— begin Data supplied —

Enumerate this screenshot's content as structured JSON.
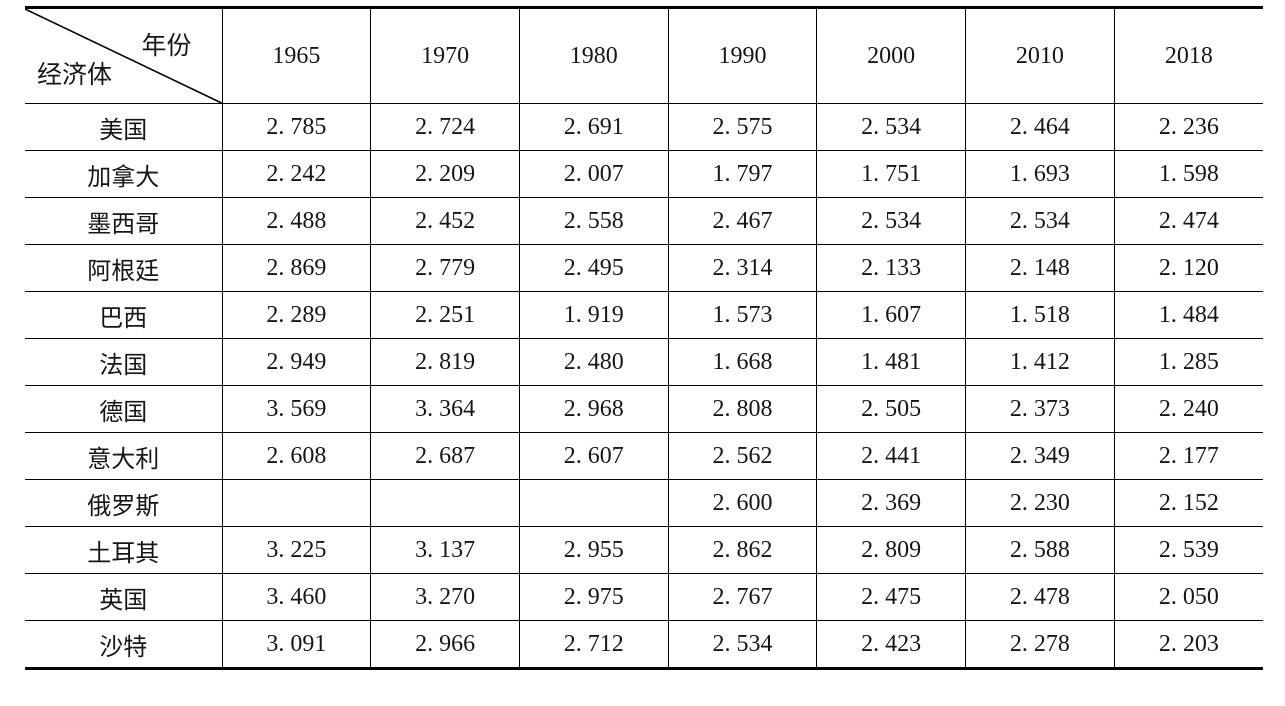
{
  "table": {
    "corner": {
      "top_label": "年份",
      "bottom_label": "经济体"
    },
    "year_headers": [
      "1965",
      "1970",
      "1980",
      "1990",
      "2000",
      "2010",
      "2018"
    ],
    "rows": [
      {
        "economy": "美国",
        "values": [
          "2. 785",
          "2. 724",
          "2. 691",
          "2. 575",
          "2. 534",
          "2. 464",
          "2. 236"
        ]
      },
      {
        "economy": "加拿大",
        "values": [
          "2. 242",
          "2. 209",
          "2. 007",
          "1. 797",
          "1. 751",
          "1. 693",
          "1. 598"
        ]
      },
      {
        "economy": "墨西哥",
        "values": [
          "2. 488",
          "2. 452",
          "2. 558",
          "2. 467",
          "2. 534",
          "2. 534",
          "2. 474"
        ]
      },
      {
        "economy": "阿根廷",
        "values": [
          "2. 869",
          "2. 779",
          "2. 495",
          "2. 314",
          "2. 133",
          "2. 148",
          "2. 120"
        ]
      },
      {
        "economy": "巴西",
        "values": [
          "2. 289",
          "2. 251",
          "1. 919",
          "1. 573",
          "1. 607",
          "1. 518",
          "1. 484"
        ]
      },
      {
        "economy": "法国",
        "values": [
          "2. 949",
          "2. 819",
          "2. 480",
          "1. 668",
          "1. 481",
          "1. 412",
          "1. 285"
        ]
      },
      {
        "economy": "德国",
        "values": [
          "3. 569",
          "3. 364",
          "2. 968",
          "2. 808",
          "2. 505",
          "2. 373",
          "2. 240"
        ]
      },
      {
        "economy": "意大利",
        "values": [
          "2. 608",
          "2. 687",
          "2. 607",
          "2. 562",
          "2. 441",
          "2. 349",
          "2. 177"
        ]
      },
      {
        "economy": "俄罗斯",
        "values": [
          "",
          "",
          "",
          "2. 600",
          "2. 369",
          "2. 230",
          "2. 152"
        ]
      },
      {
        "economy": "土耳其",
        "values": [
          "3. 225",
          "3. 137",
          "2. 955",
          "2. 862",
          "2. 809",
          "2. 588",
          "2. 539"
        ]
      },
      {
        "economy": "英国",
        "values": [
          "3. 460",
          "3. 270",
          "2. 975",
          "2. 767",
          "2. 475",
          "2. 478",
          "2. 050"
        ]
      },
      {
        "economy": "沙特",
        "values": [
          "3. 091",
          "2. 966",
          "2. 712",
          "2. 534",
          "2. 423",
          "2. 278",
          "2. 203"
        ]
      }
    ]
  }
}
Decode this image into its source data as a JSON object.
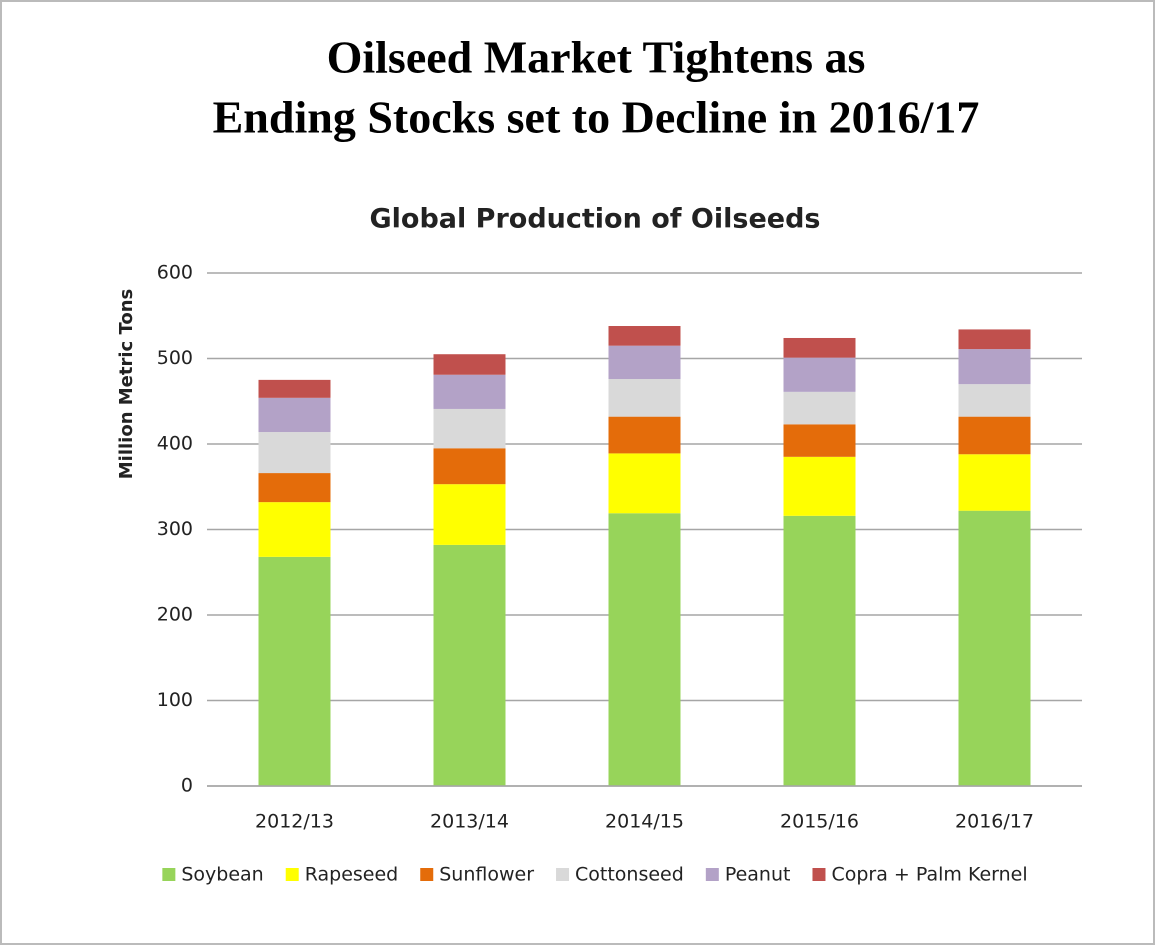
{
  "heading": {
    "lines": [
      "Oilseed Market Tightens as",
      "Ending Stocks set to Decline in 2016/17"
    ]
  },
  "chart_data": {
    "type": "stacked_bar",
    "title": "Global Production of Oilseeds",
    "ylabel": "Million Metric Tons",
    "categories": [
      "2012/13",
      "2013/14",
      "2014/15",
      "2015/16",
      "2016/17"
    ],
    "series": [
      {
        "name": "Soybean",
        "color": "#97d45a",
        "values": [
          268,
          282,
          319,
          316,
          322
        ]
      },
      {
        "name": "Rapeseed",
        "color": "#ffff00",
        "values": [
          64,
          71,
          70,
          69,
          66
        ]
      },
      {
        "name": "Sunflower",
        "color": "#e46c0a",
        "values": [
          34,
          42,
          43,
          38,
          44
        ]
      },
      {
        "name": "Cottonseed",
        "color": "#d9d9d9",
        "values": [
          48,
          46,
          44,
          38,
          38
        ]
      },
      {
        "name": "Peanut",
        "color": "#b3a2c7",
        "values": [
          40,
          40,
          39,
          40,
          41
        ]
      },
      {
        "name": "Copra + Palm Kernel",
        "color": "#c0504d",
        "values": [
          21,
          24,
          23,
          23,
          23
        ]
      }
    ],
    "ylim": [
      0,
      600
    ],
    "yticks": [
      0,
      100,
      200,
      300,
      400,
      500,
      600
    ],
    "grid": true,
    "legend": "bottom"
  }
}
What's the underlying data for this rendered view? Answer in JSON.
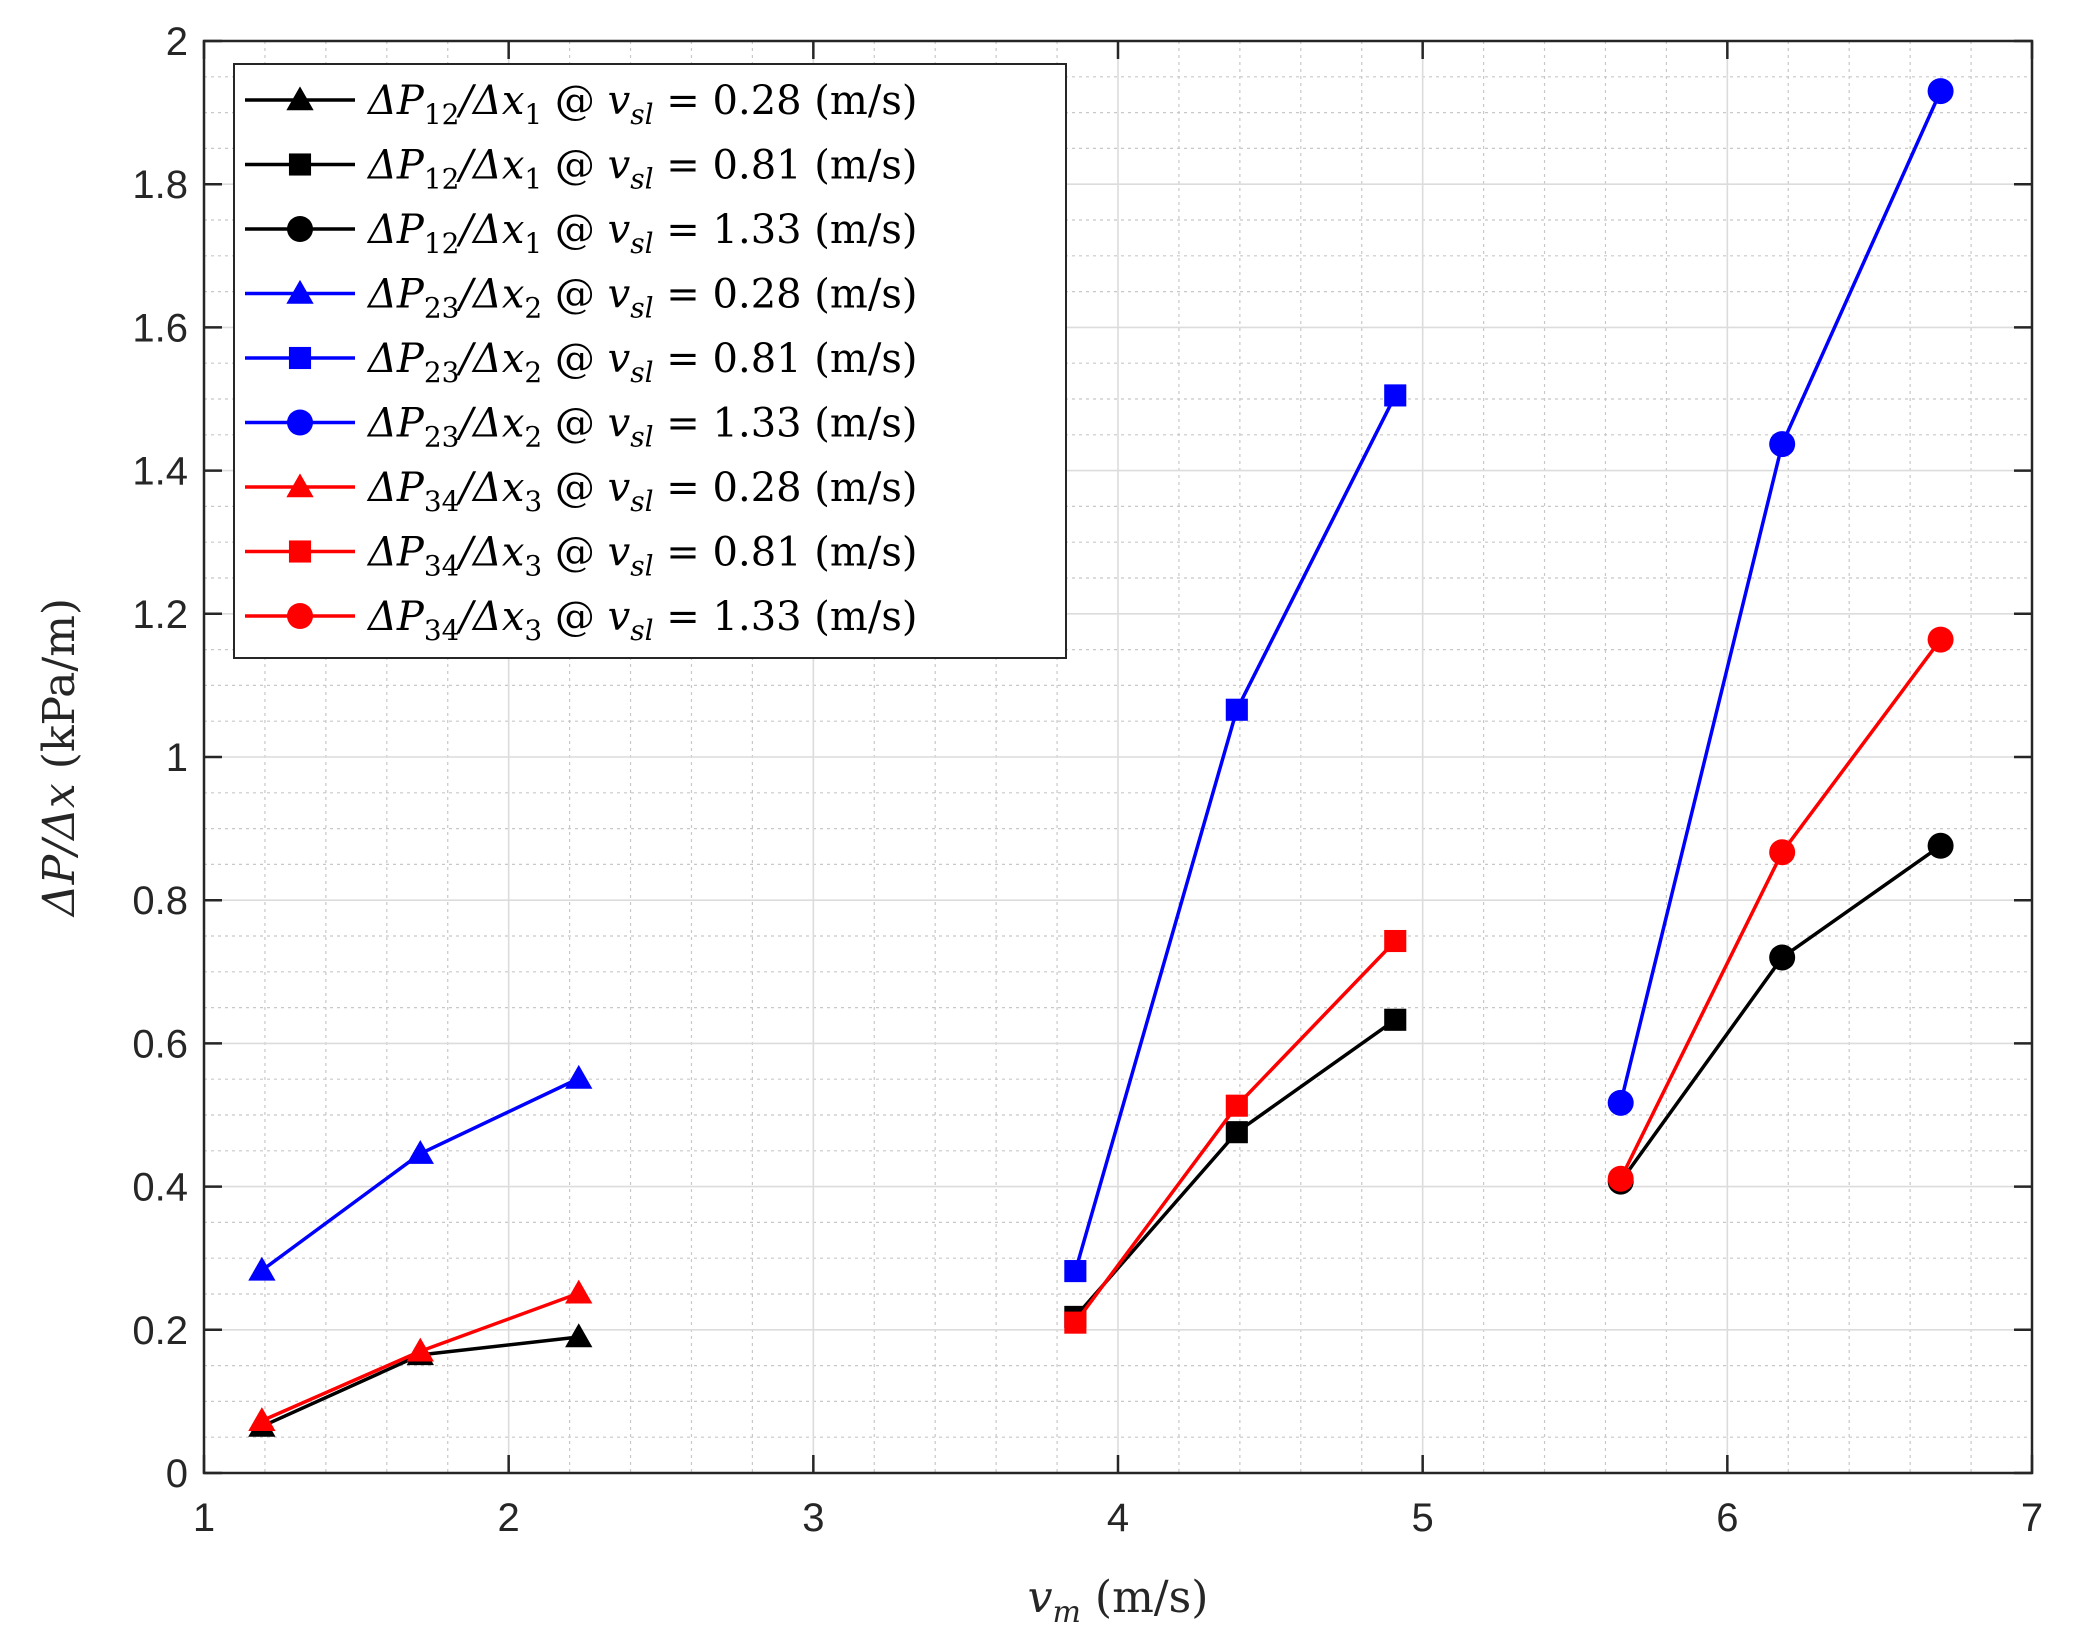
{
  "chart_data": {
    "type": "line",
    "xlabel": "v_m (m/s)",
    "ylabel": "ΔP/Δx (kPa/m)",
    "xlim": [
      1,
      7
    ],
    "ylim": [
      0,
      2
    ],
    "xticks": [
      1,
      2,
      3,
      4,
      5,
      6,
      7
    ],
    "yticks": [
      0,
      0.2,
      0.4,
      0.6,
      0.8,
      1,
      1.2,
      1.4,
      1.6,
      1.8,
      2
    ],
    "xtick_labels": [
      "1",
      "2",
      "3",
      "4",
      "5",
      "6",
      "7"
    ],
    "ytick_labels": [
      "0",
      "0.2",
      "0.4",
      "0.6",
      "0.8",
      "1",
      "1.2",
      "1.4",
      "1.6",
      "1.8",
      "2"
    ],
    "grid": true,
    "minor_grid": true,
    "legend_position": "top-left",
    "series": [
      {
        "name": "ΔP12/Δx1 @ vsl = 0.28 (m/s)",
        "color": "#000000",
        "marker": "triangle",
        "x": [
          1.19,
          1.71,
          2.23
        ],
        "y": [
          0.065,
          0.165,
          0.19
        ]
      },
      {
        "name": "ΔP12/Δx1 @ vsl = 0.81 (m/s)",
        "color": "#000000",
        "marker": "square",
        "x": [
          3.86,
          4.39,
          4.91
        ],
        "y": [
          0.218,
          0.476,
          0.633
        ]
      },
      {
        "name": "ΔP12/Δx1 @ vsl = 1.33 (m/s)",
        "color": "#000000",
        "marker": "circle",
        "x": [
          5.65,
          6.18,
          6.7
        ],
        "y": [
          0.407,
          0.72,
          0.876
        ]
      },
      {
        "name": "ΔP23/Δx2 @ vsl = 0.28 (m/s)",
        "color": "#0000ff",
        "marker": "triangle",
        "x": [
          1.19,
          1.71,
          2.23
        ],
        "y": [
          0.283,
          0.446,
          0.551
        ]
      },
      {
        "name": "ΔP23/Δx2 @ vsl = 0.81 (m/s)",
        "color": "#0000ff",
        "marker": "square",
        "x": [
          3.86,
          4.39,
          4.91
        ],
        "y": [
          0.282,
          1.066,
          1.505
        ]
      },
      {
        "name": "ΔP23/Δx2 @ vsl = 1.33 (m/s)",
        "color": "#0000ff",
        "marker": "circle",
        "x": [
          5.65,
          6.18,
          6.7
        ],
        "y": [
          0.517,
          1.437,
          1.93
        ]
      },
      {
        "name": "ΔP34/Δx3 @ vsl = 0.28 (m/s)",
        "color": "#ff0000",
        "marker": "triangle",
        "x": [
          1.19,
          1.71,
          2.23
        ],
        "y": [
          0.073,
          0.17,
          0.251
        ]
      },
      {
        "name": "ΔP34/Δx3 @ vsl = 0.81 (m/s)",
        "color": "#ff0000",
        "marker": "square",
        "x": [
          3.86,
          4.39,
          4.91
        ],
        "y": [
          0.21,
          0.513,
          0.743
        ]
      },
      {
        "name": "ΔP34/Δx3 @ vsl = 1.33 (m/s)",
        "color": "#ff0000",
        "marker": "circle",
        "x": [
          5.65,
          6.18,
          6.7
        ],
        "y": [
          0.411,
          0.867,
          1.164
        ]
      }
    ],
    "legend": [
      {
        "dp": "ΔP",
        "dp_sub": "12",
        "dx": "/Δx",
        "dx_sub": "1",
        "at": " @ ",
        "v": "v",
        "v_sub": "sl",
        "eq": " = 0.28 (m/s)"
      },
      {
        "dp": "ΔP",
        "dp_sub": "12",
        "dx": "/Δx",
        "dx_sub": "1",
        "at": " @ ",
        "v": "v",
        "v_sub": "sl",
        "eq": " = 0.81 (m/s)"
      },
      {
        "dp": "ΔP",
        "dp_sub": "12",
        "dx": "/Δx",
        "dx_sub": "1",
        "at": " @ ",
        "v": "v",
        "v_sub": "sl",
        "eq": " = 1.33 (m/s)"
      },
      {
        "dp": "ΔP",
        "dp_sub": "23",
        "dx": "/Δx",
        "dx_sub": "2",
        "at": " @ ",
        "v": "v",
        "v_sub": "sl",
        "eq": " = 0.28 (m/s)"
      },
      {
        "dp": "ΔP",
        "dp_sub": "23",
        "dx": "/Δx",
        "dx_sub": "2",
        "at": " @ ",
        "v": "v",
        "v_sub": "sl",
        "eq": " = 0.81 (m/s)"
      },
      {
        "dp": "ΔP",
        "dp_sub": "23",
        "dx": "/Δx",
        "dx_sub": "2",
        "at": " @ ",
        "v": "v",
        "v_sub": "sl",
        "eq": " = 1.33 (m/s)"
      },
      {
        "dp": "ΔP",
        "dp_sub": "34",
        "dx": "/Δx",
        "dx_sub": "3",
        "at": " @ ",
        "v": "v",
        "v_sub": "sl",
        "eq": " = 0.28 (m/s)"
      },
      {
        "dp": "ΔP",
        "dp_sub": "34",
        "dx": "/Δx",
        "dx_sub": "3",
        "at": " @ ",
        "v": "v",
        "v_sub": "sl",
        "eq": " = 0.81 (m/s)"
      },
      {
        "dp": "ΔP",
        "dp_sub": "34",
        "dx": "/Δx",
        "dx_sub": "3",
        "at": " @ ",
        "v": "v",
        "v_sub": "sl",
        "eq": " = 1.33 (m/s)"
      }
    ],
    "xlabel_parts": {
      "var": "v",
      "sub": "m",
      "unit": " (m/s)"
    },
    "ylabel_parts": {
      "var": "ΔP/Δx",
      "unit": " (kPa/m)"
    }
  }
}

— end Data supplied —

Pull out all lines from the entries above that include the word "economy".

        "economy": "美国",
        "economy": "加拿大",
        "economy": "墨西哥",
        "economy": "阿根廷",
        "economy": "巴西",
        "economy": "法国",
        "economy": "德国",
        "economy": "意大利",
        "economy": "俄罗斯",
        "economy": "土耳其",
        "economy": "英国",
        "economy": "沙特",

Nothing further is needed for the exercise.